→ **Work instructions**: Which lines below hold the word "value"? Report each one.

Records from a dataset
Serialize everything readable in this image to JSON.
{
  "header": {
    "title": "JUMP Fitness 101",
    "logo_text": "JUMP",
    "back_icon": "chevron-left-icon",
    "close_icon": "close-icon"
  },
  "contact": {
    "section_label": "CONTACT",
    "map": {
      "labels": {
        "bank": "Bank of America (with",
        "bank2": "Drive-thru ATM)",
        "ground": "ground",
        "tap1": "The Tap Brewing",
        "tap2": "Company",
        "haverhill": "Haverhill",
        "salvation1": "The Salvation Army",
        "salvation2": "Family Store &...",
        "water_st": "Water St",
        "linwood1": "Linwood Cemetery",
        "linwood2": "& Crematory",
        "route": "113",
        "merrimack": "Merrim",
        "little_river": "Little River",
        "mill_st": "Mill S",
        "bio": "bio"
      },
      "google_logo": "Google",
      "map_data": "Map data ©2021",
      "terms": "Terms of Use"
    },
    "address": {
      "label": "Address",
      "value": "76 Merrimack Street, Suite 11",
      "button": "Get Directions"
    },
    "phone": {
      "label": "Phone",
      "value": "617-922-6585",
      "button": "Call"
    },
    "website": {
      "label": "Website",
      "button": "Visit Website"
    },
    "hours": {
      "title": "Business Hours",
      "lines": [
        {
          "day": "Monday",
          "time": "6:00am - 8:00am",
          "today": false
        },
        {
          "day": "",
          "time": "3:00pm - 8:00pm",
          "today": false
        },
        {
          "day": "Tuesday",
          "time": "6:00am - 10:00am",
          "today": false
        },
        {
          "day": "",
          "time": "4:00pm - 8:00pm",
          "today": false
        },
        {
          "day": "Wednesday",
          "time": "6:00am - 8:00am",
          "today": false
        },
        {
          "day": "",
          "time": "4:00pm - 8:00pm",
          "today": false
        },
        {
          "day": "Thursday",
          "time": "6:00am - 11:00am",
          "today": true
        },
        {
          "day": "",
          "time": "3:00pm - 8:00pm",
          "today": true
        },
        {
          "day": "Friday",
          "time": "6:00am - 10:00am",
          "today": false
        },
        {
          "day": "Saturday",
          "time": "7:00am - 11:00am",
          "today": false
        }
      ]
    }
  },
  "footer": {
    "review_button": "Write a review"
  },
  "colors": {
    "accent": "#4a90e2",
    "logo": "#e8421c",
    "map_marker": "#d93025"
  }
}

→ **Result of this exercise**:
      "value": "76 Merrimack Street, Suite 11",
      "value": "617-922-6585",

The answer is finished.